• _INSTRUCTIONS TO FOLLOW_
Find all lines in the listing that include the word "title", then copy them.

• _EXTRACTED INFORMATION_
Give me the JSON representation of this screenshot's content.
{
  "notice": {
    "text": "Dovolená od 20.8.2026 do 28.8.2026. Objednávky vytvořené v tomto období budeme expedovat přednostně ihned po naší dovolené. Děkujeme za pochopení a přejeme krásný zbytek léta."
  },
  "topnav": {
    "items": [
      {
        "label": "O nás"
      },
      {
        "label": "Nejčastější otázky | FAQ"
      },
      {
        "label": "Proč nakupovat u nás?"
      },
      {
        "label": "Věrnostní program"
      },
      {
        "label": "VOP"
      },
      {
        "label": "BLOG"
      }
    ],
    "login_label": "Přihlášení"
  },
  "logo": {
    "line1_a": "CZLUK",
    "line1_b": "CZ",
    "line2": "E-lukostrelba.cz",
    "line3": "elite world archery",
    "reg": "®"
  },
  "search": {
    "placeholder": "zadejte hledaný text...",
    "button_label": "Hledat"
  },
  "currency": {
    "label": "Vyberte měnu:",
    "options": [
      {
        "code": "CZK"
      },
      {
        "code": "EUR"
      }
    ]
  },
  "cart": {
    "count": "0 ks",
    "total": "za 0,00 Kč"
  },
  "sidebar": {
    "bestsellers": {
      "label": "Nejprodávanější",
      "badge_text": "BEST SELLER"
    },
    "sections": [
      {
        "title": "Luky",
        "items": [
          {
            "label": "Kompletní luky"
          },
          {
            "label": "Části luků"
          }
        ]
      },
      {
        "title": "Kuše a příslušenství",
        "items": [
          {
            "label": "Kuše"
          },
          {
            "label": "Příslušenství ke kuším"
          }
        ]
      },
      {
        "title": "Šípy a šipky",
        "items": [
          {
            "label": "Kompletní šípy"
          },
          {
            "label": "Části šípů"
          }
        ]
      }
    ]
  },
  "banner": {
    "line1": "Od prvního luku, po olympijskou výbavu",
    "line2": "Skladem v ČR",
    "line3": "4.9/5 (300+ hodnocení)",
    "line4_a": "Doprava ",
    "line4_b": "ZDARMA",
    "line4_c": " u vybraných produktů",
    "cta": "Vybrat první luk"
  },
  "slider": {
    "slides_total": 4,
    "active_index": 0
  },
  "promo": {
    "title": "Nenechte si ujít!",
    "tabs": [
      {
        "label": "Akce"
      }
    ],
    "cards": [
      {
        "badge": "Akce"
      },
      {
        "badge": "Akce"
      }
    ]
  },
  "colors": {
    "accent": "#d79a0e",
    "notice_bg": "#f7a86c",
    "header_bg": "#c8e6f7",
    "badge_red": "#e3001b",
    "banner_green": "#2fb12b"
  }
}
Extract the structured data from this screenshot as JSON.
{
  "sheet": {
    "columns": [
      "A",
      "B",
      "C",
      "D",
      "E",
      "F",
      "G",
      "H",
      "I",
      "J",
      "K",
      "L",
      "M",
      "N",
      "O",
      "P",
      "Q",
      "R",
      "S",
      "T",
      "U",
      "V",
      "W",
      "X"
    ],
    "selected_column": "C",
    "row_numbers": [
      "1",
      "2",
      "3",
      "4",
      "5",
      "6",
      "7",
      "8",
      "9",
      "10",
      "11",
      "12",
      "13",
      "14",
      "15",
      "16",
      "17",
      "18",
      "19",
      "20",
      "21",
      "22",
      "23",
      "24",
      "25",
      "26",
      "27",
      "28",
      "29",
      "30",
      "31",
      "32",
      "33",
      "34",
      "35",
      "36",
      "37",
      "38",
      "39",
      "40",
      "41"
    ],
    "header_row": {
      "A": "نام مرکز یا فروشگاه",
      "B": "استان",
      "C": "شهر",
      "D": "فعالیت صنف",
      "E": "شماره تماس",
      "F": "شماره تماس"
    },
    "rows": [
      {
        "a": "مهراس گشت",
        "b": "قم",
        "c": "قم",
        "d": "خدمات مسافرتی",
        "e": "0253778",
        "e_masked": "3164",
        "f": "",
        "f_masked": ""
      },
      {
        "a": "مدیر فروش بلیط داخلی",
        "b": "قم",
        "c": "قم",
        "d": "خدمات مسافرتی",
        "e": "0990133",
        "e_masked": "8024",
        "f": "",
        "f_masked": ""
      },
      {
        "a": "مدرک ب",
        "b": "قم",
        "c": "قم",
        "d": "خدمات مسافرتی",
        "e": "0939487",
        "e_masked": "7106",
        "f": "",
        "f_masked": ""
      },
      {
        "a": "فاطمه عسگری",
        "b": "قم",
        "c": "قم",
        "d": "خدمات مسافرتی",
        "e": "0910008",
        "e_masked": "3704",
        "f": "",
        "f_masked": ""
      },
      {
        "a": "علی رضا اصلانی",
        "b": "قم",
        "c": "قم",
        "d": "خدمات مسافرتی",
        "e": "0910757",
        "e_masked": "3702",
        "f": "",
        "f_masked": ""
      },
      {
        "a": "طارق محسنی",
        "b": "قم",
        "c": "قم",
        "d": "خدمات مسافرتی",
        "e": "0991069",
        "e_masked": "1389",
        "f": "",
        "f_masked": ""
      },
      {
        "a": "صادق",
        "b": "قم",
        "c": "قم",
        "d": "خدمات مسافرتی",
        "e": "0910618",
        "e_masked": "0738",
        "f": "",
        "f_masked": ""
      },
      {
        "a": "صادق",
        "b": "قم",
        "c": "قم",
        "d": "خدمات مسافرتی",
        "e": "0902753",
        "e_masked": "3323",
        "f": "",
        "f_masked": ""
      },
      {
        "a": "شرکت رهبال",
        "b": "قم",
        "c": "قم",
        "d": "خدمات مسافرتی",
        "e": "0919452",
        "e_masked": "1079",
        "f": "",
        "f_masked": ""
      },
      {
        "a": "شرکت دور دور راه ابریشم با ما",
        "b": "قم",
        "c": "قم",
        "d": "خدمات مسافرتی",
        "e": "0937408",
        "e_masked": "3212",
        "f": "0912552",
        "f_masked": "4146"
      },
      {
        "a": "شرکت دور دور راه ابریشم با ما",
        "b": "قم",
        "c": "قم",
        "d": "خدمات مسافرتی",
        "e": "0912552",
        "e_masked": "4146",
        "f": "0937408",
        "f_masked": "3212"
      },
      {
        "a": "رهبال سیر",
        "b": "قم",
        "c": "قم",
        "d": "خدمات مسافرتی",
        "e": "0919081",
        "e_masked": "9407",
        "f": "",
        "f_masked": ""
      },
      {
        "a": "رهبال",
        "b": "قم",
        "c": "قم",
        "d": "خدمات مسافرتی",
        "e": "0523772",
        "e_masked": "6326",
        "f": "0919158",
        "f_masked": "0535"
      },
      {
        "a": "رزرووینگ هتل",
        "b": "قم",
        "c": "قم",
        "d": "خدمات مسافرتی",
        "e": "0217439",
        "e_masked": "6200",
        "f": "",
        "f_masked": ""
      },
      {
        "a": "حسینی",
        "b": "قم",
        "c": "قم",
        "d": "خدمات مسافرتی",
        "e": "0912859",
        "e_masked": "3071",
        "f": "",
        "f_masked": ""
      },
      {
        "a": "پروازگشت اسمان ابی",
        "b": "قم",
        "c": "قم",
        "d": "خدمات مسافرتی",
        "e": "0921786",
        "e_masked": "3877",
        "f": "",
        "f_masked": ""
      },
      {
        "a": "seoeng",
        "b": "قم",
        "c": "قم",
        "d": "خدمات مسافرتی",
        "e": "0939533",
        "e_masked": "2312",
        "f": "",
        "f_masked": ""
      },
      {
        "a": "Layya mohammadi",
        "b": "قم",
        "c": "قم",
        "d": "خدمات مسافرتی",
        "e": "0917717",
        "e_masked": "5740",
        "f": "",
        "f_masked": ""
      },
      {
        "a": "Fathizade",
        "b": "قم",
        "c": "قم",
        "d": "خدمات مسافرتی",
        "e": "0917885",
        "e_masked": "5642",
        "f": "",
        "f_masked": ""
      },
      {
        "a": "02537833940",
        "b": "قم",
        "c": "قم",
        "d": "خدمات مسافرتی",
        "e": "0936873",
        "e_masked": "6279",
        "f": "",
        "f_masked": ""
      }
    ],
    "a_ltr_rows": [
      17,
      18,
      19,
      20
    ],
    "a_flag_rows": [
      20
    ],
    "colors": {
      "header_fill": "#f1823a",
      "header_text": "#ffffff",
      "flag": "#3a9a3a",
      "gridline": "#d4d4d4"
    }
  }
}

• _EXERCISE RESPONSE_
        "title": "Luky",
        "title": "Kuše a příslušenství",
        "title": "Šípy a šipky",
    "title": "Nenechte si ujít!",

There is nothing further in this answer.